● **Written request**
Give the records back in full, exactly as they read.

-- start of Entries provided --

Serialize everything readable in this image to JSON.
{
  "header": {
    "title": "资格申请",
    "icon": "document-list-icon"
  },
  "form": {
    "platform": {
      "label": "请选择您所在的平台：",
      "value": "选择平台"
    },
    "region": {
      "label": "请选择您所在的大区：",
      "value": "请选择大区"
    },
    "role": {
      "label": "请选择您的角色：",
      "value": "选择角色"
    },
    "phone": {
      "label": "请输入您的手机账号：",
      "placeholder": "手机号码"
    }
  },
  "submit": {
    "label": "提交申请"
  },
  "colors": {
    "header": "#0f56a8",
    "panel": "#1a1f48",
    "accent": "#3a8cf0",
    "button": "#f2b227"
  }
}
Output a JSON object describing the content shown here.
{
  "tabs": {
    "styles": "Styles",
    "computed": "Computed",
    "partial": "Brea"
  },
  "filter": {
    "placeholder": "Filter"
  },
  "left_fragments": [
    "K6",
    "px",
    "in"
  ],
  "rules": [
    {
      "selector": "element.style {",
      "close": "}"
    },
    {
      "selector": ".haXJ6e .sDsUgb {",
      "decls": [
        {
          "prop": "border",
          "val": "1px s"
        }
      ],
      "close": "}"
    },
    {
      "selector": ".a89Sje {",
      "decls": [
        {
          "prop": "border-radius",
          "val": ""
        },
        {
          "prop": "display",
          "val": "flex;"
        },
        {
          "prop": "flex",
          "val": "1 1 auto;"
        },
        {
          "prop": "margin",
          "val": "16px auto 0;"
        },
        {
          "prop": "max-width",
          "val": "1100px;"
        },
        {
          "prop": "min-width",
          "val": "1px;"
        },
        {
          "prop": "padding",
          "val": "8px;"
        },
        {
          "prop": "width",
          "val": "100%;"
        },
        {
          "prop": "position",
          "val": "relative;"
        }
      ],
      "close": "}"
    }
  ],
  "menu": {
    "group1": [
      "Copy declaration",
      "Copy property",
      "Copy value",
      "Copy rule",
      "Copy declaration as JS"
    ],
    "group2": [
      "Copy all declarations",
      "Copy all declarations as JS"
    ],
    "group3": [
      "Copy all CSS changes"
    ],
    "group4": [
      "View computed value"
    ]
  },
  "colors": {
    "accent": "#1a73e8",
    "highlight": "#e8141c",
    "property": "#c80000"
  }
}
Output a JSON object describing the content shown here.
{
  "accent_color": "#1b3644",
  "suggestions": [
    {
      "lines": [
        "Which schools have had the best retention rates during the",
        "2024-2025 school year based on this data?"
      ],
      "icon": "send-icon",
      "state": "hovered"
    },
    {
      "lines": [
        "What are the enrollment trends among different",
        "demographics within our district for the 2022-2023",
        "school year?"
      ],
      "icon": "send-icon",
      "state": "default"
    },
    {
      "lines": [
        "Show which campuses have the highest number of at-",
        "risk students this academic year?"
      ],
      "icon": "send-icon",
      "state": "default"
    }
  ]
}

-- end of Entries provided --

● **Answer to the task**
Serialize everything readable in this image to JSON.
{
  "header": {
    "title": "资格申请",
    "icon": "document-list-icon"
  },
  "form": {
    "platform": {
      "label": "请选择您所在的平台：",
      "value": "选择平台"
    },
    "region": {
      "label": "请选择您所在的大区：",
      "value": "请选择大区"
    },
    "role": {
      "label": "请选择您的角色：",
      "value": "选择角色"
    },
    "phone": {
      "label": "请输入您的手机账号：",
      "placeholder": "手机号码"
    }
  },
  "submit": {
    "label": "提交申请"
  },
  "colors": {
    "header": "#0f56a8",
    "panel": "#1a1f48",
    "accent": "#3a8cf0",
    "button": "#f2b227"
  }
}
Output a JSON object describing the content shown here.
{
  "tabs": {
    "styles": "Styles",
    "computed": "Computed",
    "partial": "Brea"
  },
  "filter": {
    "placeholder": "Filter"
  },
  "left_fragments": [
    "K6",
    "px",
    "in"
  ],
  "rules": [
    {
      "selector": "element.style {",
      "close": "}"
    },
    {
      "selector": ".haXJ6e .sDsUgb {",
      "decls": [
        {
          "prop": "border",
          "val": "1px s"
        }
      ],
      "close": "}"
    },
    {
      "selector": ".a89Sje {",
      "decls": [
        {
          "prop": "border-radius",
          "val": ""
        },
        {
          "prop": "display",
          "val": "flex;"
        },
        {
          "prop": "flex",
          "val": "1 1 auto;"
        },
        {
          "prop": "margin",
          "val": "16px auto 0;"
        },
        {
          "prop": "max-width",
          "val": "1100px;"
        },
        {
          "prop": "min-width",
          "val": "1px;"
        },
        {
          "prop": "padding",
          "val": "8px;"
        },
        {
          "prop": "width",
          "val": "100%;"
        },
        {
          "prop": "position",
          "val": "relative;"
        }
      ],
      "close": "}"
    }
  ],
  "menu": {
    "group1": [
      "Copy declaration",
      "Copy property",
      "Copy value",
      "Copy rule",
      "Copy declaration as JS"
    ],
    "group2": [
      "Copy all declarations",
      "Copy all declarations as JS"
    ],
    "group3": [
      "Copy all CSS changes"
    ],
    "group4": [
      "View computed value"
    ]
  },
  "colors": {
    "accent": "#1a73e8",
    "highlight": "#e8141c",
    "property": "#c80000"
  }
}
Output a JSON object describing the content shown here.
{
  "accent_color": "#1b3644",
  "suggestions": [
    {
      "lines": [
        "Which schools have had the best retention rates during the",
        "2024-2025 school year based on this data?"
      ],
      "icon": "send-icon",
      "state": "hovered"
    },
    {
      "lines": [
        "What are the enrollment trends among different",
        "demographics within our district for the 2022-2023",
        "school year?"
      ],
      "icon": "send-icon",
      "state": "default"
    },
    {
      "lines": [
        "Show which campuses have the highest number of at-",
        "risk students this academic year?"
      ],
      "icon": "send-icon",
      "state": "default"
    }
  ]
}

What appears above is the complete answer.